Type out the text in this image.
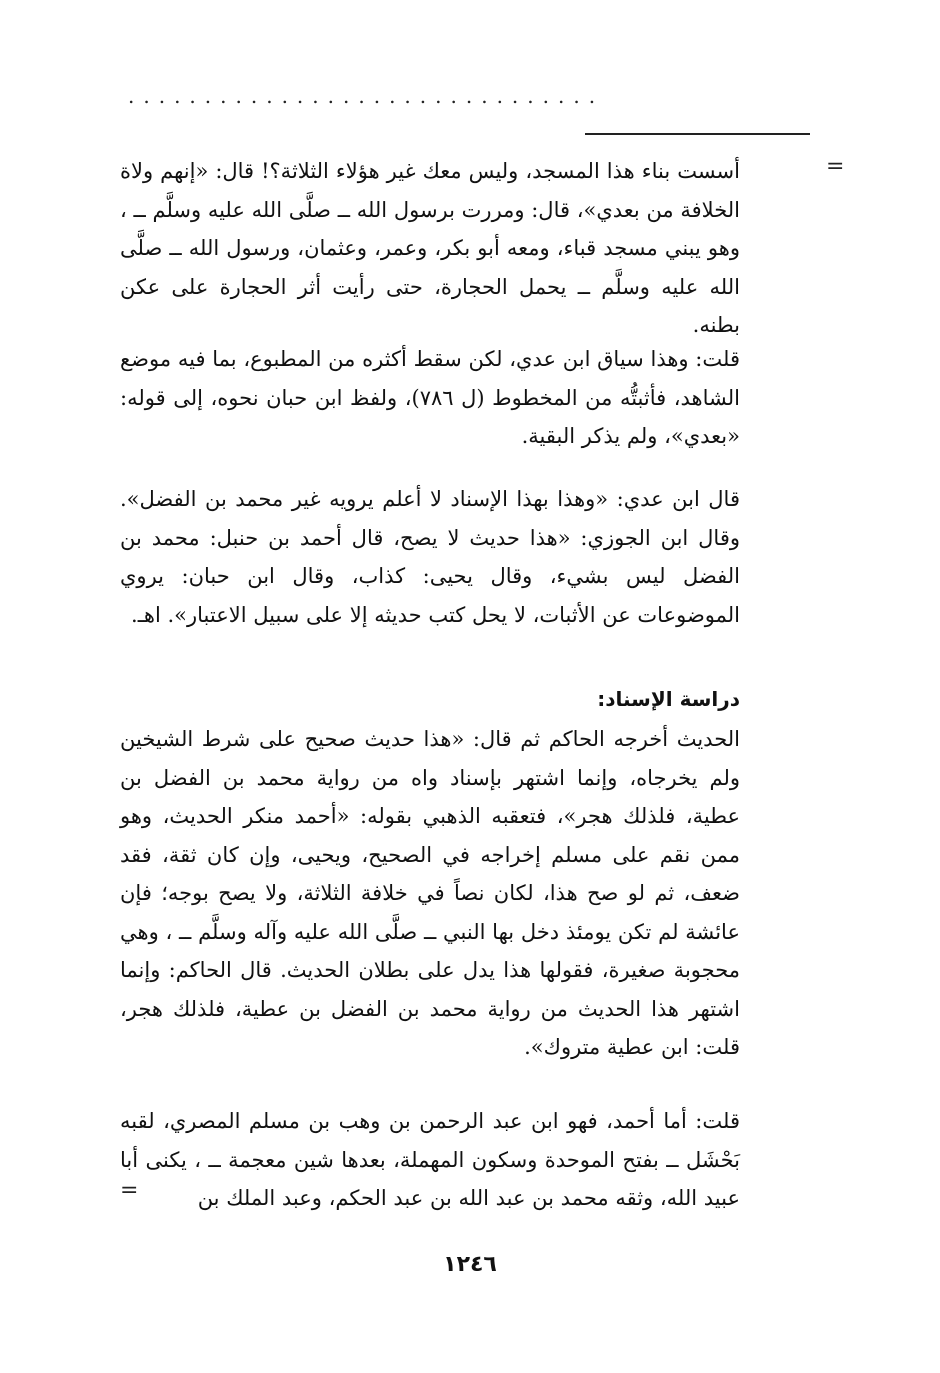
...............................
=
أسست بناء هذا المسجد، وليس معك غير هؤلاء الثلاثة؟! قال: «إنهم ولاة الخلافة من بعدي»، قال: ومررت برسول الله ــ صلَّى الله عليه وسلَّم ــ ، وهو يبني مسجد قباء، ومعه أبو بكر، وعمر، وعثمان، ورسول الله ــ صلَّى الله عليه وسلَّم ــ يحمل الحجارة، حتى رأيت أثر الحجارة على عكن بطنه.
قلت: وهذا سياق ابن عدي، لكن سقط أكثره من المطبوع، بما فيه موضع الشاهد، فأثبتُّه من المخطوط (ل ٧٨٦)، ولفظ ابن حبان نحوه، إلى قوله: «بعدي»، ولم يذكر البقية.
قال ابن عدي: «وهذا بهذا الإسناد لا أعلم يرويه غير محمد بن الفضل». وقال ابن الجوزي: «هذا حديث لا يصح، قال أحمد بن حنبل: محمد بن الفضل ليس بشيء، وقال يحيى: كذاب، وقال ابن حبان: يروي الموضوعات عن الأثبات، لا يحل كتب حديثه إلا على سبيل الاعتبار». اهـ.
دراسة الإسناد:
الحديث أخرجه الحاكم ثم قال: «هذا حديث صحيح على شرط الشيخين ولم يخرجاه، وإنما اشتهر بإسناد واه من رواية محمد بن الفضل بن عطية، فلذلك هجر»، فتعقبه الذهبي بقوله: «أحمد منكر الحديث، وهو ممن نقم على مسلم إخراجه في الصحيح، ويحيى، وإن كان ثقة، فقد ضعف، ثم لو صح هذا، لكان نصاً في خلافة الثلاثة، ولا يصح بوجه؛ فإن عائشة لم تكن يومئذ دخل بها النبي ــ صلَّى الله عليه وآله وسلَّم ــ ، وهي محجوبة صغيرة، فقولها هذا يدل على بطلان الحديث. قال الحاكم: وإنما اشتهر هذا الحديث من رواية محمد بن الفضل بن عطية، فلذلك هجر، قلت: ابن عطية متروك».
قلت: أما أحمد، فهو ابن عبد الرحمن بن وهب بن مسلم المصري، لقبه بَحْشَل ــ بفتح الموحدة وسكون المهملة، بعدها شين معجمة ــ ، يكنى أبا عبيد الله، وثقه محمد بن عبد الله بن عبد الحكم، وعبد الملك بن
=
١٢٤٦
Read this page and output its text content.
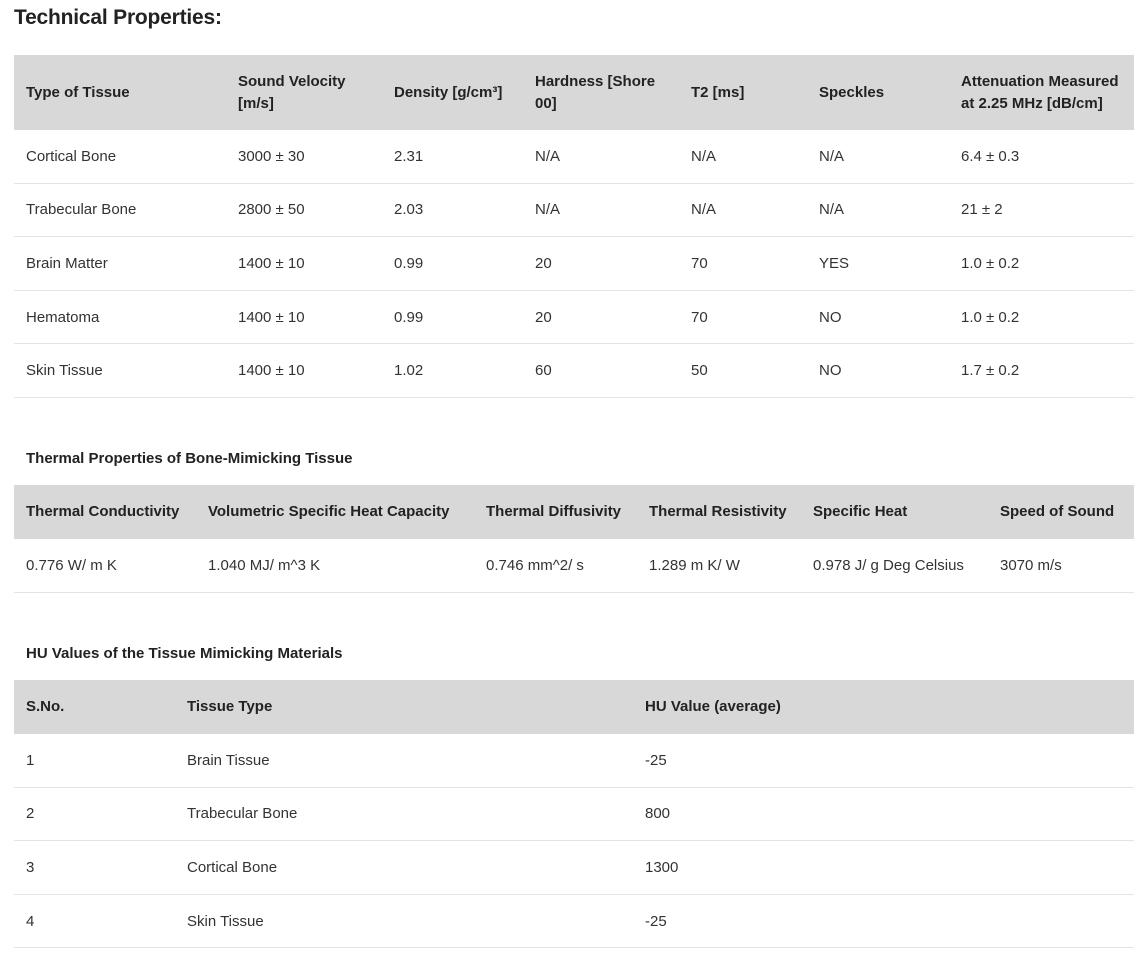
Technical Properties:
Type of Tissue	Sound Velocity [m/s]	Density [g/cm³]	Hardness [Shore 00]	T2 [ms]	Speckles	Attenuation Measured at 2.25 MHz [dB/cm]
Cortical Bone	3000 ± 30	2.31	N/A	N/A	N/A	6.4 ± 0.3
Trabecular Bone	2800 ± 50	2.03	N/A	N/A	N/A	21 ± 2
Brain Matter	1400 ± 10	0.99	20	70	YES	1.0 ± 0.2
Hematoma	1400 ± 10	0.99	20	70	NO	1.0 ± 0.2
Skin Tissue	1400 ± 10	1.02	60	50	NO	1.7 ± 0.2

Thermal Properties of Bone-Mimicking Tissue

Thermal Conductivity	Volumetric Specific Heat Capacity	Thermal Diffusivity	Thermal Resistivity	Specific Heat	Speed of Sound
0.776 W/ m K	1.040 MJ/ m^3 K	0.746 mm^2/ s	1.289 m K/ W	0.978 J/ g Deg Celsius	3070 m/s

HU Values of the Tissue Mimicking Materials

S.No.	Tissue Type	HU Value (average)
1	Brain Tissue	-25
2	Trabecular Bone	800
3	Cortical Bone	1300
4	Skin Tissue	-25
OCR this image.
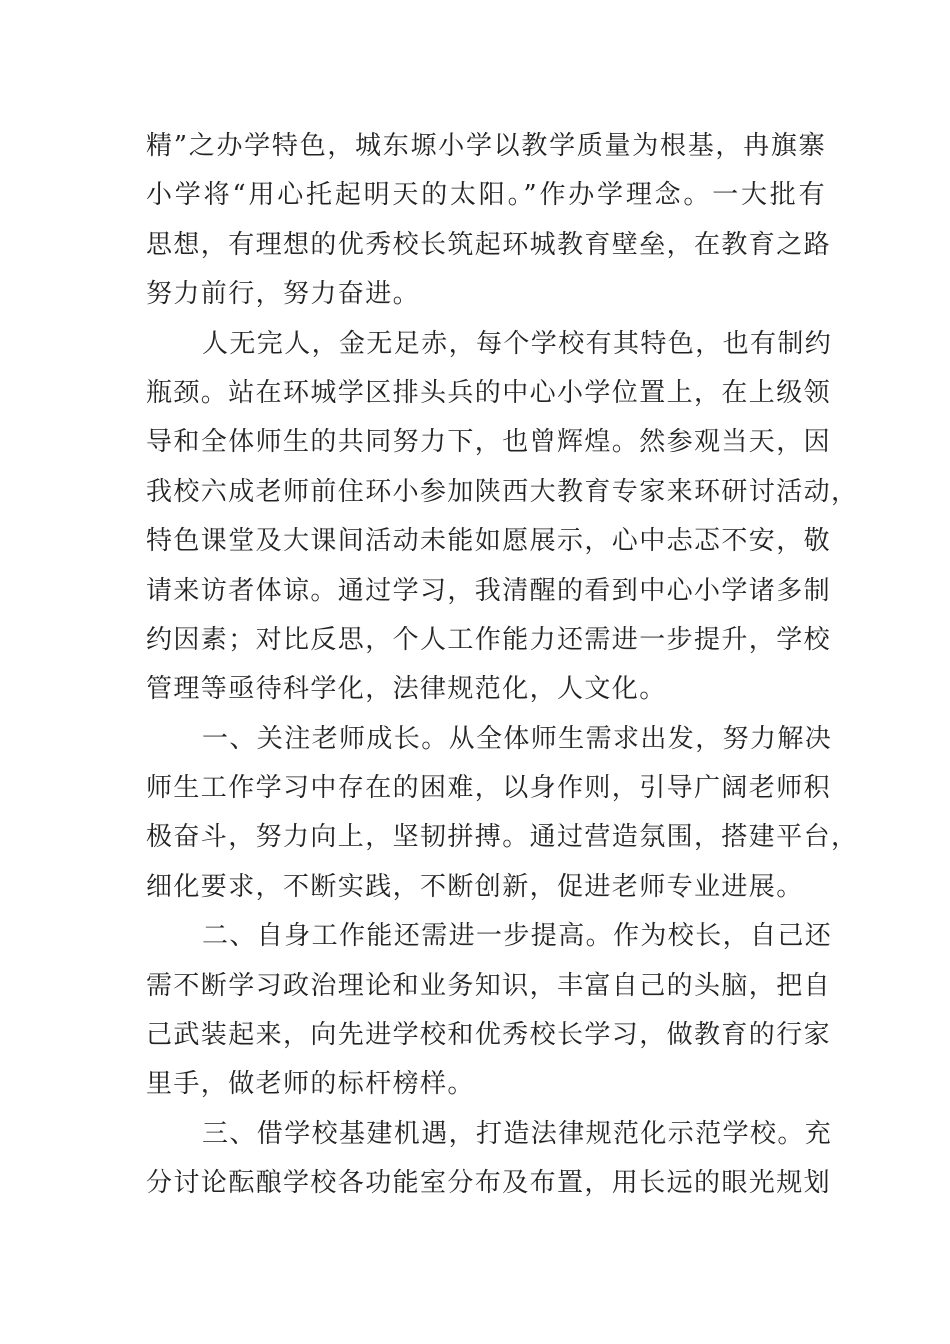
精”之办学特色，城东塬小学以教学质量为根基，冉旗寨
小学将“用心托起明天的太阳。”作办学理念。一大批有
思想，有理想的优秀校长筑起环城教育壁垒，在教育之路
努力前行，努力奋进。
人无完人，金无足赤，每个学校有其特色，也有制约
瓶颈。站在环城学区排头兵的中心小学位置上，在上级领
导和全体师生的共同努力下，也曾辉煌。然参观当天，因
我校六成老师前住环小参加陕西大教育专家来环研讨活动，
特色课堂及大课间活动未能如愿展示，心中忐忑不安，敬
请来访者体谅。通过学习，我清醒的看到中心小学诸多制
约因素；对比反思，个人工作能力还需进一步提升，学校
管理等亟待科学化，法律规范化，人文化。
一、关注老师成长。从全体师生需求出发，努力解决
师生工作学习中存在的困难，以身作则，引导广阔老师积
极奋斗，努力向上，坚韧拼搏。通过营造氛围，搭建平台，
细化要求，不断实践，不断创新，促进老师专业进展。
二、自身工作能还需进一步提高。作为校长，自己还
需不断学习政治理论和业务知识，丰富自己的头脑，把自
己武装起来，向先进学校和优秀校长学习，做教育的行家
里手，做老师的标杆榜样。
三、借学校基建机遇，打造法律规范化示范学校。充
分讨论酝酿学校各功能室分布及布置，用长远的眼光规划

______________________________

GIVEN REQUEST
Find each line holding "حبان". Copy it out.

WRITTEN RESPONSE
قلت: وهذا سياق ابن عدي، لكن سقط أكثره من المطبوع، بما فيه موضع الشاهد، فأثبتُّه من المخطوط (ل ٧٨٦)، ولفظ ابن حبان نحوه، إلى قوله: «بعدي»، ولم يذكر البقية.
قال ابن عدي: «وهذا بهذا الإسناد لا أعلم يرويه غير محمد بن الفضل». وقال ابن الجوزي: «هذا حديث لا يصح، قال أحمد بن حنبل: محمد بن الفضل ليس بشيء، وقال يحيى: كذاب، وقال ابن حبان: يروي الموضوعات عن الأثبات، لا يحل كتب حديثه إلا على سبيل الاعتبار». اهـ.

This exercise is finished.